Objective:
Omit the pictures, then write out every entry exactly as it reads.

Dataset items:
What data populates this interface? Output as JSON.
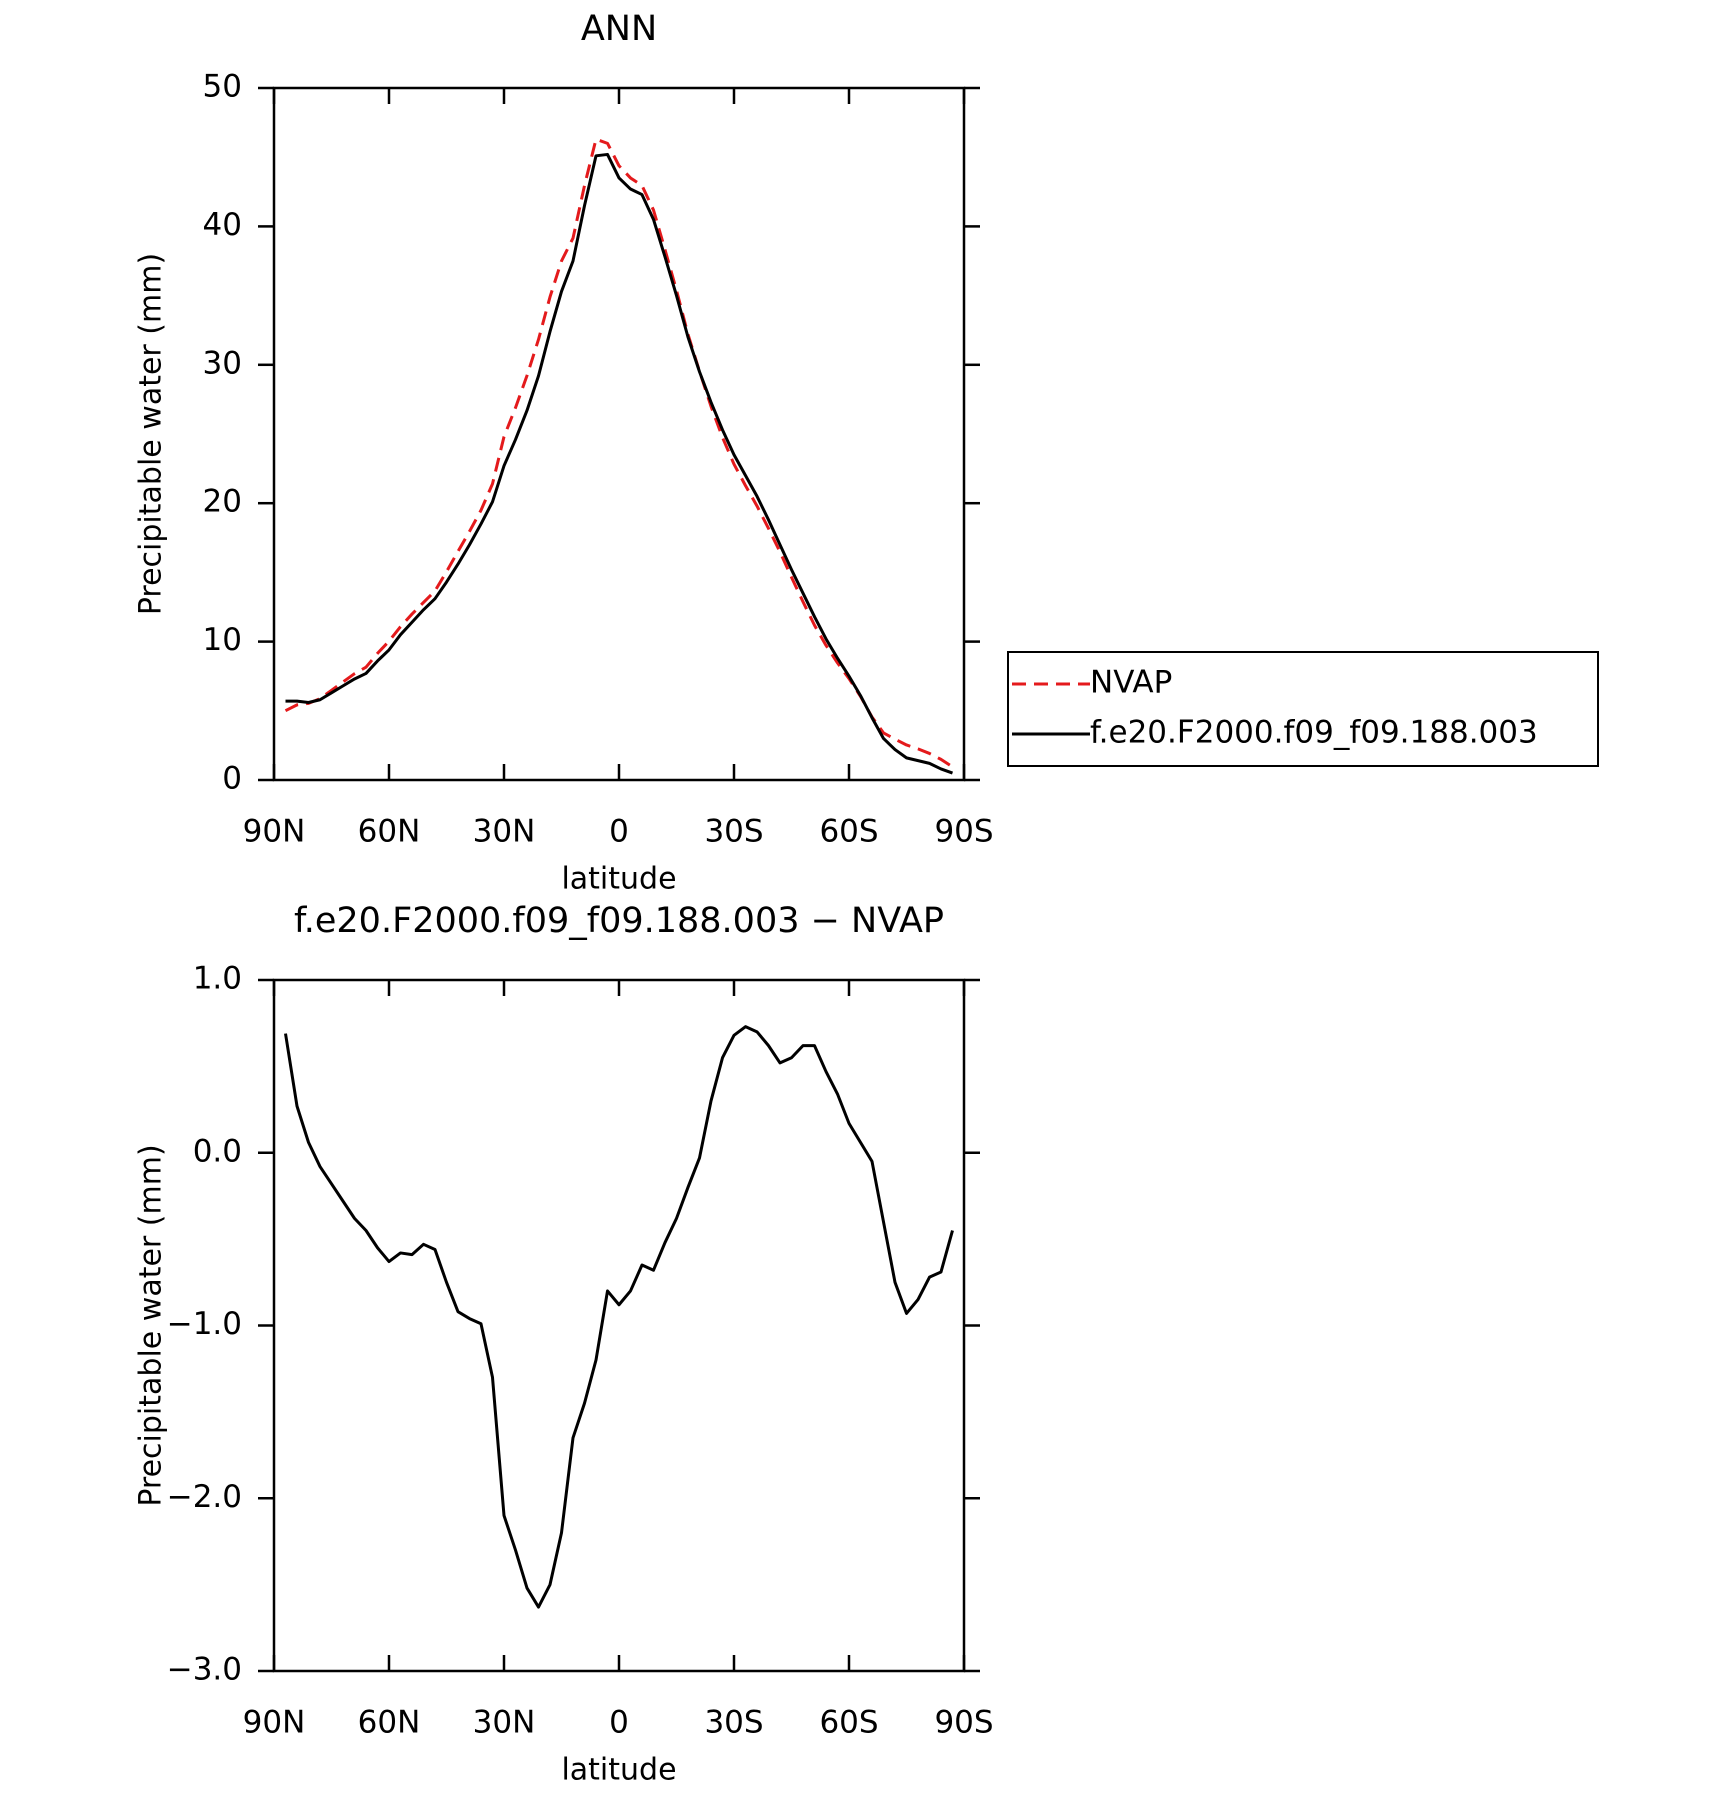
{
  "chart_data": [
    {
      "type": "line",
      "title": "ANN",
      "xlabel": "latitude",
      "ylabel": "Precipitable water (mm)",
      "x": [
        87,
        84,
        81,
        78,
        75,
        72,
        69,
        66,
        63,
        60,
        57,
        54,
        51,
        48,
        45,
        42,
        39,
        36,
        33,
        30,
        27,
        24,
        21,
        18,
        15,
        12,
        9,
        6,
        3,
        0,
        -3,
        -6,
        -9,
        -12,
        -15,
        -18,
        -21,
        -24,
        -27,
        -30,
        -33,
        -36,
        -39,
        -42,
        -45,
        -48,
        -51,
        -54,
        -57,
        -60,
        -63,
        -66,
        -69,
        -72,
        -75,
        -78,
        -81,
        -84,
        -87
      ],
      "xlim": [
        90,
        -90
      ],
      "xticks": [
        {
          "value": 90,
          "label": "90N"
        },
        {
          "value": 60,
          "label": "60N"
        },
        {
          "value": 30,
          "label": "30N"
        },
        0,
        {
          "value": -30,
          "label": "30S"
        },
        {
          "value": -60,
          "label": "60S"
        },
        {
          "value": -90,
          "label": "90S"
        }
      ],
      "ylim": [
        0,
        50
      ],
      "yticks": [
        0,
        10,
        20,
        30,
        40,
        50
      ],
      "legend": "right",
      "series": [
        {
          "name": "NVAP",
          "color": "#e41a1c",
          "dashed": true,
          "values": [
            5.01,
            5.43,
            5.54,
            5.88,
            6.48,
            7.08,
            7.68,
            8.15,
            9.15,
            10.03,
            11.08,
            11.99,
            12.83,
            13.66,
            15.05,
            16.52,
            17.96,
            19.49,
            21.4,
            24.8,
            26.9,
            29.22,
            31.83,
            34.9,
            37.5,
            39.15,
            42.95,
            46.3,
            46.0,
            44.38,
            43.5,
            42.95,
            41.18,
            38.32,
            35.38,
            32.2,
            29.53,
            27.0,
            24.75,
            22.82,
            21.27,
            19.8,
            18.18,
            16.48,
            14.65,
            12.88,
            11.18,
            9.73,
            8.46,
            7.33,
            6.04,
            4.55,
            3.4,
            2.95,
            2.53,
            2.25,
            1.92,
            1.49,
            0.95
          ]
        },
        {
          "name": "f.e20.F2000.f09_f09.188.003",
          "color": "#000000",
          "dashed": false,
          "values": [
            5.7,
            5.7,
            5.6,
            5.8,
            6.3,
            6.8,
            7.3,
            7.7,
            8.6,
            9.4,
            10.5,
            11.4,
            12.3,
            13.1,
            14.3,
            15.6,
            17.0,
            18.5,
            20.1,
            22.7,
            24.6,
            26.7,
            29.2,
            32.4,
            35.3,
            37.5,
            41.5,
            45.1,
            45.2,
            43.5,
            42.7,
            42.3,
            40.5,
            37.8,
            35.0,
            32.0,
            29.5,
            27.3,
            25.3,
            23.5,
            22.0,
            20.5,
            18.8,
            17.0,
            15.2,
            13.5,
            11.8,
            10.2,
            8.8,
            7.5,
            6.1,
            4.5,
            3.0,
            2.2,
            1.6,
            1.4,
            1.2,
            0.8,
            0.5
          ]
        }
      ]
    },
    {
      "type": "line",
      "title": "f.e20.F2000.f09_f09.188.003 − NVAP",
      "xlabel": "latitude",
      "ylabel": "Precipitable water (mm)",
      "x": [
        87,
        84,
        81,
        78,
        75,
        72,
        69,
        66,
        63,
        60,
        57,
        54,
        51,
        48,
        45,
        42,
        39,
        36,
        33,
        30,
        27,
        24,
        21,
        18,
        15,
        12,
        9,
        6,
        3,
        0,
        -3,
        -6,
        -9,
        -12,
        -15,
        -18,
        -21,
        -24,
        -27,
        -30,
        -33,
        -36,
        -39,
        -42,
        -45,
        -48,
        -51,
        -54,
        -57,
        -60,
        -63,
        -66,
        -69,
        -72,
        -75,
        -78,
        -81,
        -84,
        -87
      ],
      "xlim": [
        90,
        -90
      ],
      "xticks": [
        {
          "value": 90,
          "label": "90N"
        },
        {
          "value": 60,
          "label": "60N"
        },
        {
          "value": 30,
          "label": "30N"
        },
        0,
        {
          "value": -30,
          "label": "30S"
        },
        {
          "value": -60,
          "label": "60S"
        },
        {
          "value": -90,
          "label": "90S"
        }
      ],
      "ylim": [
        -3,
        1
      ],
      "yticks": [
        {
          "value": -3,
          "label": "−3.0"
        },
        {
          "value": -2,
          "label": "−2.0"
        },
        {
          "value": -1,
          "label": "−1.0"
        },
        {
          "value": 0,
          "label": "0.0"
        },
        {
          "value": 1,
          "label": "1.0"
        }
      ],
      "series": [
        {
          "color": "#000000",
          "dashed": false,
          "values": [
            0.69,
            0.27,
            0.06,
            -0.08,
            -0.18,
            -0.28,
            -0.38,
            -0.45,
            -0.55,
            -0.63,
            -0.58,
            -0.59,
            -0.53,
            -0.56,
            -0.75,
            -0.92,
            -0.96,
            -0.99,
            -1.3,
            -2.1,
            -2.3,
            -2.52,
            -2.63,
            -2.5,
            -2.2,
            -1.65,
            -1.45,
            -1.2,
            -0.8,
            -0.88,
            -0.8,
            -0.65,
            -0.68,
            -0.52,
            -0.38,
            -0.2,
            -0.03,
            0.3,
            0.55,
            0.68,
            0.73,
            0.7,
            0.62,
            0.52,
            0.55,
            0.62,
            0.62,
            0.47,
            0.34,
            0.17,
            0.06,
            -0.05,
            -0.4,
            -0.75,
            -0.93,
            -0.85,
            -0.72,
            -0.69,
            -0.45
          ]
        }
      ]
    }
  ]
}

Answer to this problem:
What data populates this interface? Output as JSON.
{
  "chart_data": [
    {
      "type": "line",
      "title": "ANN",
      "xlabel": "latitude",
      "ylabel": "Precipitable water (mm)",
      "x": [
        87,
        84,
        81,
        78,
        75,
        72,
        69,
        66,
        63,
        60,
        57,
        54,
        51,
        48,
        45,
        42,
        39,
        36,
        33,
        30,
        27,
        24,
        21,
        18,
        15,
        12,
        9,
        6,
        3,
        0,
        -3,
        -6,
        -9,
        -12,
        -15,
        -18,
        -21,
        -24,
        -27,
        -30,
        -33,
        -36,
        -39,
        -42,
        -45,
        -48,
        -51,
        -54,
        -57,
        -60,
        -63,
        -66,
        -69,
        -72,
        -75,
        -78,
        -81,
        -84,
        -87
      ],
      "xlim": [
        90,
        -90
      ],
      "xticks": [
        {
          "value": 90,
          "label": "90N"
        },
        {
          "value": 60,
          "label": "60N"
        },
        {
          "value": 30,
          "label": "30N"
        },
        0,
        {
          "value": -30,
          "label": "30S"
        },
        {
          "value": -60,
          "label": "60S"
        },
        {
          "value": -90,
          "label": "90S"
        }
      ],
      "ylim": [
        0,
        50
      ],
      "yticks": [
        0,
        10,
        20,
        30,
        40,
        50
      ],
      "legend": "right",
      "series": [
        {
          "name": "NVAP",
          "color": "#e41a1c",
          "dashed": true,
          "values": [
            5.01,
            5.43,
            5.54,
            5.88,
            6.48,
            7.08,
            7.68,
            8.15,
            9.15,
            10.03,
            11.08,
            11.99,
            12.83,
            13.66,
            15.05,
            16.52,
            17.96,
            19.49,
            21.4,
            24.8,
            26.9,
            29.22,
            31.83,
            34.9,
            37.5,
            39.15,
            42.95,
            46.3,
            46.0,
            44.38,
            43.5,
            42.95,
            41.18,
            38.32,
            35.38,
            32.2,
            29.53,
            27.0,
            24.75,
            22.82,
            21.27,
            19.8,
            18.18,
            16.48,
            14.65,
            12.88,
            11.18,
            9.73,
            8.46,
            7.33,
            6.04,
            4.55,
            3.4,
            2.95,
            2.53,
            2.25,
            1.92,
            1.49,
            0.95
          ]
        },
        {
          "name": "f.e20.F2000.f09_f09.188.003",
          "color": "#000000",
          "dashed": false,
          "values": [
            5.7,
            5.7,
            5.6,
            5.8,
            6.3,
            6.8,
            7.3,
            7.7,
            8.6,
            9.4,
            10.5,
            11.4,
            12.3,
            13.1,
            14.3,
            15.6,
            17.0,
            18.5,
            20.1,
            22.7,
            24.6,
            26.7,
            29.2,
            32.4,
            35.3,
            37.5,
            41.5,
            45.1,
            45.2,
            43.5,
            42.7,
            42.3,
            40.5,
            37.8,
            35.0,
            32.0,
            29.5,
            27.3,
            25.3,
            23.5,
            22.0,
            20.5,
            18.8,
            17.0,
            15.2,
            13.5,
            11.8,
            10.2,
            8.8,
            7.5,
            6.1,
            4.5,
            3.0,
            2.2,
            1.6,
            1.4,
            1.2,
            0.8,
            0.5
          ]
        }
      ]
    },
    {
      "type": "line",
      "title": "f.e20.F2000.f09_f09.188.003 − NVAP",
      "xlabel": "latitude",
      "ylabel": "Precipitable water (mm)",
      "x": [
        87,
        84,
        81,
        78,
        75,
        72,
        69,
        66,
        63,
        60,
        57,
        54,
        51,
        48,
        45,
        42,
        39,
        36,
        33,
        30,
        27,
        24,
        21,
        18,
        15,
        12,
        9,
        6,
        3,
        0,
        -3,
        -6,
        -9,
        -12,
        -15,
        -18,
        -21,
        -24,
        -27,
        -30,
        -33,
        -36,
        -39,
        -42,
        -45,
        -48,
        -51,
        -54,
        -57,
        -60,
        -63,
        -66,
        -69,
        -72,
        -75,
        -78,
        -81,
        -84,
        -87
      ],
      "xlim": [
        90,
        -90
      ],
      "xticks": [
        {
          "value": 90,
          "label": "90N"
        },
        {
          "value": 60,
          "label": "60N"
        },
        {
          "value": 30,
          "label": "30N"
        },
        0,
        {
          "value": -30,
          "label": "30S"
        },
        {
          "value": -60,
          "label": "60S"
        },
        {
          "value": -90,
          "label": "90S"
        }
      ],
      "ylim": [
        -3,
        1
      ],
      "yticks": [
        {
          "value": -3,
          "label": "−3.0"
        },
        {
          "value": -2,
          "label": "−2.0"
        },
        {
          "value": -1,
          "label": "−1.0"
        },
        {
          "value": 0,
          "label": "0.0"
        },
        {
          "value": 1,
          "label": "1.0"
        }
      ],
      "series": [
        {
          "color": "#000000",
          "dashed": false,
          "values": [
            0.69,
            0.27,
            0.06,
            -0.08,
            -0.18,
            -0.28,
            -0.38,
            -0.45,
            -0.55,
            -0.63,
            -0.58,
            -0.59,
            -0.53,
            -0.56,
            -0.75,
            -0.92,
            -0.96,
            -0.99,
            -1.3,
            -2.1,
            -2.3,
            -2.52,
            -2.63,
            -2.5,
            -2.2,
            -1.65,
            -1.45,
            -1.2,
            -0.8,
            -0.88,
            -0.8,
            -0.65,
            -0.68,
            -0.52,
            -0.38,
            -0.2,
            -0.03,
            0.3,
            0.55,
            0.68,
            0.73,
            0.7,
            0.62,
            0.52,
            0.55,
            0.62,
            0.62,
            0.47,
            0.34,
            0.17,
            0.06,
            -0.05,
            -0.4,
            -0.75,
            -0.93,
            -0.85,
            -0.72,
            -0.69,
            -0.45
          ]
        }
      ]
    }
  ]
}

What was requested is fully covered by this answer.